▸ Exercise requirements
Retype each record shown below, leaving every character as it is.

■ ■ ■ ■ ■

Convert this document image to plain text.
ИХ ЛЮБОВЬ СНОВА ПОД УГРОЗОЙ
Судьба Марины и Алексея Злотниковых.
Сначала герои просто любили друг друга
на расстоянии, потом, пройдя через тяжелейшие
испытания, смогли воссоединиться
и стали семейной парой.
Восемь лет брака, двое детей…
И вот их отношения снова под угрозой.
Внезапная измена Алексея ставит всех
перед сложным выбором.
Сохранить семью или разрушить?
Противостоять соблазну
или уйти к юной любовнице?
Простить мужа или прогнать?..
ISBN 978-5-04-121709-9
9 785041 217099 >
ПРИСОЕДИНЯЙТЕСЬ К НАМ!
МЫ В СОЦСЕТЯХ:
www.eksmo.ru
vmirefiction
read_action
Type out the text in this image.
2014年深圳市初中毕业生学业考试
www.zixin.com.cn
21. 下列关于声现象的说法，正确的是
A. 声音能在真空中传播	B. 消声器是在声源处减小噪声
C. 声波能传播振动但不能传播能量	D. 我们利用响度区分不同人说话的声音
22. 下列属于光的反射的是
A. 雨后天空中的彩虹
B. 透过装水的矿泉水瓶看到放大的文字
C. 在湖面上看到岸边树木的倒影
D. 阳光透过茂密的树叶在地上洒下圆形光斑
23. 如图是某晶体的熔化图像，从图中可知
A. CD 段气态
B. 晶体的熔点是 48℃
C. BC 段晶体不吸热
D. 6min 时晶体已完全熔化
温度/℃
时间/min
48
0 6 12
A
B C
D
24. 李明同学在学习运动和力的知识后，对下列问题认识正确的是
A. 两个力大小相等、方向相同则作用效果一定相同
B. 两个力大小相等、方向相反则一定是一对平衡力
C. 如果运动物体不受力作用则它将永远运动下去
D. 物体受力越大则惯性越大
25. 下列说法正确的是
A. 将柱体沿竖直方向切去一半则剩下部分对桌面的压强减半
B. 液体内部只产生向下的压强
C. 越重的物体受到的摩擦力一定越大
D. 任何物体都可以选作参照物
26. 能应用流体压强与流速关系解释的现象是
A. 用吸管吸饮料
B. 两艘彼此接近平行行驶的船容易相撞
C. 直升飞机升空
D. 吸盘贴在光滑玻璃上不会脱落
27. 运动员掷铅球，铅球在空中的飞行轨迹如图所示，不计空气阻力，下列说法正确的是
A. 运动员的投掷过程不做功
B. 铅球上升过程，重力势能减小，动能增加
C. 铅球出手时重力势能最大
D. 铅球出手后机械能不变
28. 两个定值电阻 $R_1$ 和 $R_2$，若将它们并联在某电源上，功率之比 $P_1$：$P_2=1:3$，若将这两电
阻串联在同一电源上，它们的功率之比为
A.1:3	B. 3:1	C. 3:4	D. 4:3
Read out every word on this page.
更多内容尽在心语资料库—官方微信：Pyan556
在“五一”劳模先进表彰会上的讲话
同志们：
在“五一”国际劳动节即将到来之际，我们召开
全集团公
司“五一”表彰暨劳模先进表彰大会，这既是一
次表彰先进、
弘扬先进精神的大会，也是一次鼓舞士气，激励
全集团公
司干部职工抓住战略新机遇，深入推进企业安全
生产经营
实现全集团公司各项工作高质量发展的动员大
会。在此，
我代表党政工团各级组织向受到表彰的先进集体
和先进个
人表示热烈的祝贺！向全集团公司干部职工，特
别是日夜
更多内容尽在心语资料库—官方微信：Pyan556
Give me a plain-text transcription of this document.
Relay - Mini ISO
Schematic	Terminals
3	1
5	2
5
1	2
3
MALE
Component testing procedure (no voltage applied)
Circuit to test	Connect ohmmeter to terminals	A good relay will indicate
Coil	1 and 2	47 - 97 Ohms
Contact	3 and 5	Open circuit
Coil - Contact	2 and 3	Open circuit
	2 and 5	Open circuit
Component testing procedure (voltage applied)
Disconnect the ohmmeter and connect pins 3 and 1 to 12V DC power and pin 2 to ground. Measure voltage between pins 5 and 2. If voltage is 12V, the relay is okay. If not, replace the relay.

■ ■ ■ ■ ■

▸ The output
Convert this document image to plain text.
ИХ ЛЮБОВЬ СНОВА ПОД УГРОЗОЙ
Судьба Марины и Алексея Злотниковых.
Сначала герои просто любили друг друга
на расстоянии, потом, пройдя через тяжелейшие
испытания, смогли воссоединиться
и стали семейной парой.
Восемь лет брака, двое детей…
И вот их отношения снова под угрозой.
Внезапная измена Алексея ставит всех
перед сложным выбором.
Сохранить семью или разрушить?
Противостоять соблазну
или уйти к юной любовнице?
Простить мужа или прогнать?..
ISBN 978-5-04-121709-9
9 785041 217099 >
ПРИСОЕДИНЯЙТЕСЬ К НАМ!
МЫ В СОЦСЕТЯХ:
www.eksmo.ru
vmirefiction
read_action
Type out the text in this image.
2014年深圳市初中毕业生学业考试
www.zixin.com.cn
21. 下列关于声现象的说法，正确的是
A. 声音能在真空中传播	B. 消声器是在声源处减小噪声
C. 声波能传播振动但不能传播能量	D. 我们利用响度区分不同人说话的声音
22. 下列属于光的反射的是
A. 雨后天空中的彩虹
B. 透过装水的矿泉水瓶看到放大的文字
C. 在湖面上看到岸边树木的倒影
D. 阳光透过茂密的树叶在地上洒下圆形光斑
23. 如图是某晶体的熔化图像，从图中可知
A. CD 段气态
B. 晶体的熔点是 48℃
C. BC 段晶体不吸热
D. 6min 时晶体已完全熔化
温度/℃
时间/min
48
0 6 12
A
B C
D
24. 李明同学在学习运动和力的知识后，对下列问题认识正确的是
A. 两个力大小相等、方向相同则作用效果一定相同
B. 两个力大小相等、方向相反则一定是一对平衡力
C. 如果运动物体不受力作用则它将永远运动下去
D. 物体受力越大则惯性越大
25. 下列说法正确的是
A. 将柱体沿竖直方向切去一半则剩下部分对桌面的压强减半
B. 液体内部只产生向下的压强
C. 越重的物体受到的摩擦力一定越大
D. 任何物体都可以选作参照物
26. 能应用流体压强与流速关系解释的现象是
A. 用吸管吸饮料
B. 两艘彼此接近平行行驶的船容易相撞
C. 直升飞机升空
D. 吸盘贴在光滑玻璃上不会脱落
27. 运动员掷铅球，铅球在空中的飞行轨迹如图所示，不计空气阻力，下列说法正确的是
A. 运动员的投掷过程不做功
B. 铅球上升过程，重力势能减小，动能增加
C. 铅球出手时重力势能最大
D. 铅球出手后机械能不变
28. 两个定值电阻 $R_1$ 和 $R_2$，若将它们并联在某电源上，功率之比 $P_1$：$P_2=1:3$，若将这两电
阻串联在同一电源上，它们的功率之比为
A.1:3	B. 3:1	C. 3:4	D. 4:3
Read out every word on this page.
更多内容尽在心语资料库—官方微信：Pyan556
在“五一”劳模先进表彰会上的讲话
同志们：
在“五一”国际劳动节即将到来之际，我们召开
全集团公
司“五一”表彰暨劳模先进表彰大会，这既是一
次表彰先进、
弘扬先进精神的大会，也是一次鼓舞士气，激励
全集团公
司干部职工抓住战略新机遇，深入推进企业安全
生产经营
实现全集团公司各项工作高质量发展的动员大
会。在此，
我代表党政工团各级组织向受到表彰的先进集体
和先进个
人表示热烈的祝贺！向全集团公司干部职工，特
别是日夜
更多内容尽在心语资料库—官方微信：Pyan556
Give me a plain-text transcription of this document.
Relay - Mini ISO
Schematic	Terminals
3	1
5	2
5
1	2
3
MALE
Component testing procedure (no voltage applied)
Circuit to test	Connect ohmmeter to terminals	A good relay will indicate
Coil	1 and 2	47 - 97 Ohms
Contact	3 and 5	Open circuit
Coil - Contact	2 and 3	Open circuit
	2 and 5	Open circuit
Component testing procedure (voltage applied)
Disconnect the ohmmeter and connect pins 3 and 1 to 12V DC power and pin 2 to ground. Measure voltage between pins 5 and 2. If voltage is 12V, the relay is okay. If not, replace the relay.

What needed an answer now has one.